Problem to work on ▸
A line counts if it contains the word "collecções" at least once. State how many such lines the records contain, giving the number alone.

Dataset rows ▸
# # # # #
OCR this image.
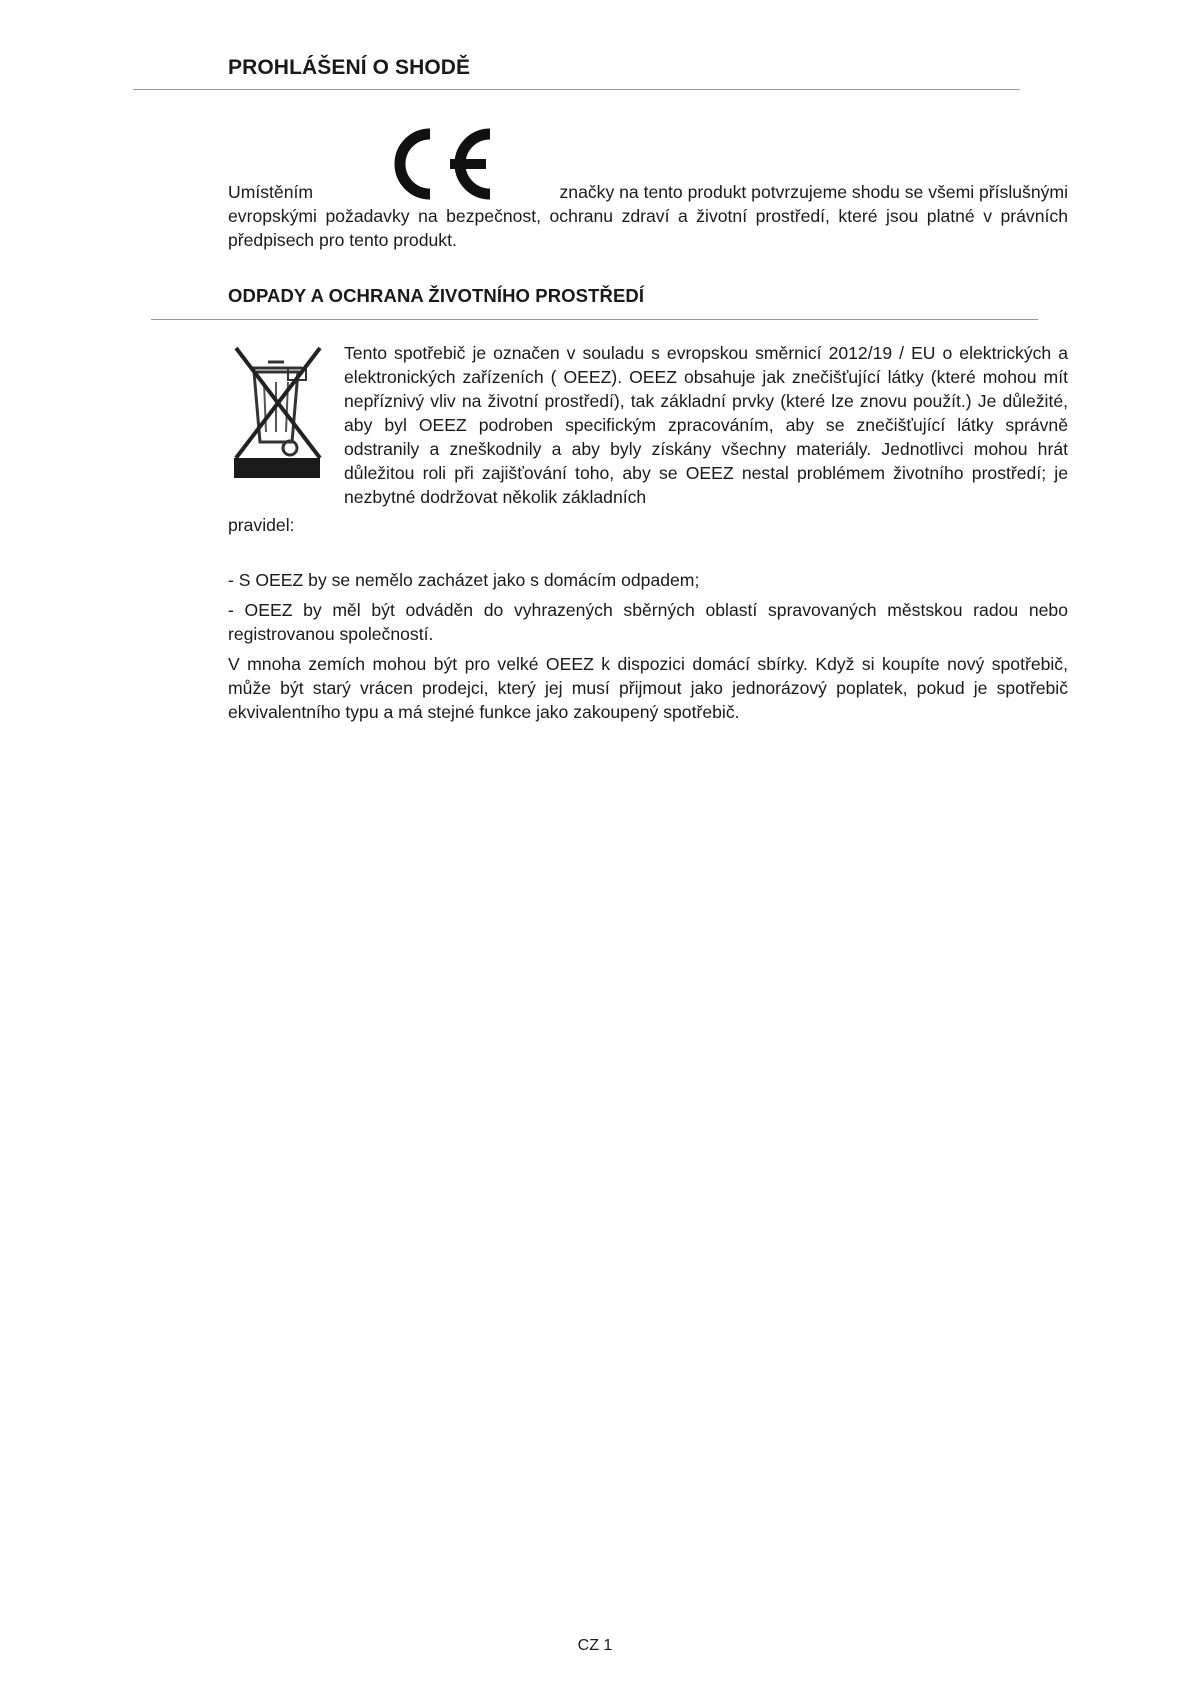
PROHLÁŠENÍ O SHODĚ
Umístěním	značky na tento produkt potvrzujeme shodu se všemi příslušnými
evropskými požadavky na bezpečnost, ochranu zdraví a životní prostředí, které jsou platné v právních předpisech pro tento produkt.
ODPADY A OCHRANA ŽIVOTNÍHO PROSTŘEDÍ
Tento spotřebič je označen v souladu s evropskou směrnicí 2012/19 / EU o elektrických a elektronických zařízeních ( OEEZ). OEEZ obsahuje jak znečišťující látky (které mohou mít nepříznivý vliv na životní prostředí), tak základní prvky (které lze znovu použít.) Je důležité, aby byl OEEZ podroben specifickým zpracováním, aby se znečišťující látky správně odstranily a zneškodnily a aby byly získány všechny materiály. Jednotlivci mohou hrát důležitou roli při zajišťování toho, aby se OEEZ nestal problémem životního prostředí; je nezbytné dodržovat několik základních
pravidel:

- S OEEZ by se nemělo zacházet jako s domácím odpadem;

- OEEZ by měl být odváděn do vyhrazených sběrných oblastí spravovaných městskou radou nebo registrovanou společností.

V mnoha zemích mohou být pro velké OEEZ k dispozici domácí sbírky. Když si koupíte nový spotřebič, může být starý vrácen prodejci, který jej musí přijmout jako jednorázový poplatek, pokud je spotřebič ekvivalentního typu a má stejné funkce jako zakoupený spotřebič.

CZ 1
# # # # #
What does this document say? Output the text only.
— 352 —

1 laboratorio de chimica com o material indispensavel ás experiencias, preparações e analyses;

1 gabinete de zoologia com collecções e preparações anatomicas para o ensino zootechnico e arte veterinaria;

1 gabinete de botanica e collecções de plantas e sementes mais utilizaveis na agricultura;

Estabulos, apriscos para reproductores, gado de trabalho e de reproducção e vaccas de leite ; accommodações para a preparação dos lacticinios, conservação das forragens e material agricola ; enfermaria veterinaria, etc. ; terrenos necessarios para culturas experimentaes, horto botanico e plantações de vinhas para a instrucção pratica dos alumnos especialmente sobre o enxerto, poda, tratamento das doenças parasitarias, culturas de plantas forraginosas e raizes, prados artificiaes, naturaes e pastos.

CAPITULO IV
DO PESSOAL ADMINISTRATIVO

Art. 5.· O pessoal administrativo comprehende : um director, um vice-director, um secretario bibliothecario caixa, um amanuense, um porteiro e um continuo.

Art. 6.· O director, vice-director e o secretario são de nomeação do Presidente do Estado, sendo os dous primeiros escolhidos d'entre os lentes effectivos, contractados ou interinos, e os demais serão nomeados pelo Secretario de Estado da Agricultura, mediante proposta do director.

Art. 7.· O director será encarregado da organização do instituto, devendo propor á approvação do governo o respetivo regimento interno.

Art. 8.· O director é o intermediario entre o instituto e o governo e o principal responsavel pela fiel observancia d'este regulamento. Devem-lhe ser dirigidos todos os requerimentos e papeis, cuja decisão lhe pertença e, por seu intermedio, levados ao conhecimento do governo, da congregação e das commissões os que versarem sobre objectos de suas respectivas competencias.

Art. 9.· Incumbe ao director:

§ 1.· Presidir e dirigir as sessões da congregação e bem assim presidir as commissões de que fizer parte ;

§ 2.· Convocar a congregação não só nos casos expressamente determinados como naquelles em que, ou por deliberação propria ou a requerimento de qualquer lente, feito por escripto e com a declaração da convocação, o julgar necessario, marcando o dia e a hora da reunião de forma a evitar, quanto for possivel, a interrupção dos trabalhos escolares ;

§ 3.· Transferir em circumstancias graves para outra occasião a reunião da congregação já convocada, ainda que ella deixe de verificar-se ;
# # # # #
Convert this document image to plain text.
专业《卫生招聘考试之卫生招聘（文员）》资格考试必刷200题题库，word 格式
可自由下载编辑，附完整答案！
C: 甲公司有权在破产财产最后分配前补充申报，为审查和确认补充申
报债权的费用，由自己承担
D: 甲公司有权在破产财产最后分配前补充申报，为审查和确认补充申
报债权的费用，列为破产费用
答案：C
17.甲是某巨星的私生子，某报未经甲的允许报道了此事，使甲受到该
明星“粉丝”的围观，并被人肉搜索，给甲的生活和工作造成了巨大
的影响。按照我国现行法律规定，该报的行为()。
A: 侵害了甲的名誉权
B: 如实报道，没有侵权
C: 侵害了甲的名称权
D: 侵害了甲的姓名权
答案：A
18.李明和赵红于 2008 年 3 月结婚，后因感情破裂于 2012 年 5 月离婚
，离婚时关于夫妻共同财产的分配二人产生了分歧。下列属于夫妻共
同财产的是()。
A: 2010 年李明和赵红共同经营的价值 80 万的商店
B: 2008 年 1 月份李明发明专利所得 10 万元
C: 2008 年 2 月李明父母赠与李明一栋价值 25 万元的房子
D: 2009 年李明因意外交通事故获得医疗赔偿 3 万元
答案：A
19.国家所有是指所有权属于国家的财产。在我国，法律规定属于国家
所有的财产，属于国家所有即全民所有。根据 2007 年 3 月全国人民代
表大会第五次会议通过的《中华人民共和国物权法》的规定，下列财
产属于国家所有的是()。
# # # # #
Result below ▸
2